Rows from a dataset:

◆ ◆ ◆ ◆ ◆

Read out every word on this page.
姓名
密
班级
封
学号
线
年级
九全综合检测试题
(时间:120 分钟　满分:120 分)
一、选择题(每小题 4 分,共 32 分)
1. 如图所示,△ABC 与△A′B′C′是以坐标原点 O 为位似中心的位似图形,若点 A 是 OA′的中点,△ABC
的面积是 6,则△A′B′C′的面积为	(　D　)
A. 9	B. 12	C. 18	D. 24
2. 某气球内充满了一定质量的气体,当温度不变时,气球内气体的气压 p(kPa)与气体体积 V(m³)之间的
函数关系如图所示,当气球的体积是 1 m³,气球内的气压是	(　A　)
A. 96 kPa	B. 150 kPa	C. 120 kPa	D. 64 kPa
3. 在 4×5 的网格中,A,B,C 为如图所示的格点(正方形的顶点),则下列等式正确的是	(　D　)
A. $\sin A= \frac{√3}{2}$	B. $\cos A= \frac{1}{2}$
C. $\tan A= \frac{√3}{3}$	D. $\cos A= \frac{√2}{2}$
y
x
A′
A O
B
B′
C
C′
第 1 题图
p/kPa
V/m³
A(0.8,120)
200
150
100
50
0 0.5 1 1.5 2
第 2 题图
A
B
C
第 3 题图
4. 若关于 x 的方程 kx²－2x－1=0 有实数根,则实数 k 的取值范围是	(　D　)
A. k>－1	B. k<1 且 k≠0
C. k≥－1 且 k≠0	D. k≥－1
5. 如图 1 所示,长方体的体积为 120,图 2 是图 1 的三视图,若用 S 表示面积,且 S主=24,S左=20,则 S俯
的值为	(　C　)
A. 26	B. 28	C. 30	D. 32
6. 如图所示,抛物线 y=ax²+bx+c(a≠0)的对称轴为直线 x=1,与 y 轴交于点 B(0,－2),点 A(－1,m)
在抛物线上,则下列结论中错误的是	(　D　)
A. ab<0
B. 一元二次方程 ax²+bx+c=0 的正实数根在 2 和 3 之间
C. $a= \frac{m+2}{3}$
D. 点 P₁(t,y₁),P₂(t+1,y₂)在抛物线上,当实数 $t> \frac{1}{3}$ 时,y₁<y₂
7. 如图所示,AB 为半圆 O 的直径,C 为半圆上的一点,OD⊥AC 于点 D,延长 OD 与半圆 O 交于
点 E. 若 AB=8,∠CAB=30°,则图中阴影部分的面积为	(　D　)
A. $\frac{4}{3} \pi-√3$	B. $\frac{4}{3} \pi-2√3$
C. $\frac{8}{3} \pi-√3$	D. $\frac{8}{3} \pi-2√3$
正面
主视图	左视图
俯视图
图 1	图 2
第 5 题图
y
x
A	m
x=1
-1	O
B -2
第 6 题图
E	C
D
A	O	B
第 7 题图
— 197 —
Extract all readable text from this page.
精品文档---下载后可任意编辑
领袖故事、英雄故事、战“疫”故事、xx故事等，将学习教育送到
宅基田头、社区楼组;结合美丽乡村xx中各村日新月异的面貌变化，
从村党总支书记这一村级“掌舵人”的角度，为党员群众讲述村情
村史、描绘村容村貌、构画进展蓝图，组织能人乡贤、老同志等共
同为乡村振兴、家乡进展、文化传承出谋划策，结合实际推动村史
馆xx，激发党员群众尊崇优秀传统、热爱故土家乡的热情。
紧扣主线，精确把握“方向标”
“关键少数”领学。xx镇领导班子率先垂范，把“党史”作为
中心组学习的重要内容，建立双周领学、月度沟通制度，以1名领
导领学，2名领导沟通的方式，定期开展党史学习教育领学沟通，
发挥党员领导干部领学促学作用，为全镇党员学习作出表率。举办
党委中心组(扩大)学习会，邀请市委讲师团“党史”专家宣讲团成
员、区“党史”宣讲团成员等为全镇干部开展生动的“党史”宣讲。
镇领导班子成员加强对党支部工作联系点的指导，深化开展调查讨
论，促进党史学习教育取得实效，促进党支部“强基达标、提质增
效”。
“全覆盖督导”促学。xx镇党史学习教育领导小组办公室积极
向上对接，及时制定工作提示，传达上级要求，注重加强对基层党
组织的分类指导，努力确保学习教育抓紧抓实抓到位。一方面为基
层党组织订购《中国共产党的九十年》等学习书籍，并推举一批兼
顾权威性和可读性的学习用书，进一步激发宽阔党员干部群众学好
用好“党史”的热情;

◆ ◆ ◆ ◆ ◆

◆ **DESCRIPTION OF THE TASK**: Transcribe all the entries, keeping each one exactly as it is.

◆ **IN RESPONSE**:
Read out every word on this page.
姓名
密
班级
封
学号
线
年级
九全综合检测试题
(时间:120 分钟　满分:120 分)
一、选择题(每小题 4 分,共 32 分)
1. 如图所示,△ABC 与△A′B′C′是以坐标原点 O 为位似中心的位似图形,若点 A 是 OA′的中点,△ABC
的面积是 6,则△A′B′C′的面积为	(　D　)
A. 9	B. 12	C. 18	D. 24
2. 某气球内充满了一定质量的气体,当温度不变时,气球内气体的气压 p(kPa)与气体体积 V(m³)之间的
函数关系如图所示,当气球的体积是 1 m³,气球内的气压是	(　A　)
A. 96 kPa	B. 150 kPa	C. 120 kPa	D. 64 kPa
3. 在 4×5 的网格中,A,B,C 为如图所示的格点(正方形的顶点),则下列等式正确的是	(　D　)
A. $\sin A= \frac{√3}{2}$	B. $\cos A= \frac{1}{2}$
C. $\tan A= \frac{√3}{3}$	D. $\cos A= \frac{√2}{2}$
y
x
A′
A O
B
B′
C
C′
第 1 题图
p/kPa
V/m³
A(0.8,120)
200
150
100
50
0 0.5 1 1.5 2
第 2 题图
A
B
C
第 3 题图
4. 若关于 x 的方程 kx²－2x－1=0 有实数根,则实数 k 的取值范围是	(　D　)
A. k>－1	B. k<1 且 k≠0
C. k≥－1 且 k≠0	D. k≥－1
5. 如图 1 所示,长方体的体积为 120,图 2 是图 1 的三视图,若用 S 表示面积,且 S主=24,S左=20,则 S俯
的值为	(　C　)
A. 26	B. 28	C. 30	D. 32
6. 如图所示,抛物线 y=ax²+bx+c(a≠0)的对称轴为直线 x=1,与 y 轴交于点 B(0,－2),点 A(－1,m)
在抛物线上,则下列结论中错误的是	(　D　)
A. ab<0
B. 一元二次方程 ax²+bx+c=0 的正实数根在 2 和 3 之间
C. $a= \frac{m+2}{3}$
D. 点 P₁(t,y₁),P₂(t+1,y₂)在抛物线上,当实数 $t> \frac{1}{3}$ 时,y₁<y₂
7. 如图所示,AB 为半圆 O 的直径,C 为半圆上的一点,OD⊥AC 于点 D,延长 OD 与半圆 O 交于
点 E. 若 AB=8,∠CAB=30°,则图中阴影部分的面积为	(　D　)
A. $\frac{4}{3} \pi-√3$	B. $\frac{4}{3} \pi-2√3$
C. $\frac{8}{3} \pi-√3$	D. $\frac{8}{3} \pi-2√3$
正面
主视图	左视图
俯视图
图 1	图 2
第 5 题图
y
x
A	m
x=1
-1	O
B -2
第 6 题图
E	C
D
A	O	B
第 7 题图
— 197 —
Extract all readable text from this page.
精品文档---下载后可任意编辑
领袖故事、英雄故事、战“疫”故事、xx故事等，将学习教育送到
宅基田头、社区楼组;结合美丽乡村xx中各村日新月异的面貌变化，
从村党总支书记这一村级“掌舵人”的角度，为党员群众讲述村情
村史、描绘村容村貌、构画进展蓝图，组织能人乡贤、老同志等共
同为乡村振兴、家乡进展、文化传承出谋划策，结合实际推动村史
馆xx，激发党员群众尊崇优秀传统、热爱故土家乡的热情。
紧扣主线，精确把握“方向标”
“关键少数”领学。xx镇领导班子率先垂范，把“党史”作为
中心组学习的重要内容，建立双周领学、月度沟通制度，以1名领
导领学，2名领导沟通的方式，定期开展党史学习教育领学沟通，
发挥党员领导干部领学促学作用，为全镇党员学习作出表率。举办
党委中心组(扩大)学习会，邀请市委讲师团“党史”专家宣讲团成
员、区“党史”宣讲团成员等为全镇干部开展生动的“党史”宣讲。
镇领导班子成员加强对党支部工作联系点的指导，深化开展调查讨
论，促进党史学习教育取得实效，促进党支部“强基达标、提质增
效”。
“全覆盖督导”促学。xx镇党史学习教育领导小组办公室积极
向上对接，及时制定工作提示，传达上级要求，注重加强对基层党
组织的分类指导，努力确保学习教育抓紧抓实抓到位。一方面为基
层党组织订购《中国共产党的九十年》等学习书籍，并推举一批兼
顾权威性和可读性的学习用书，进一步激发宽阔党员干部群众学好
用好“党史”的热情;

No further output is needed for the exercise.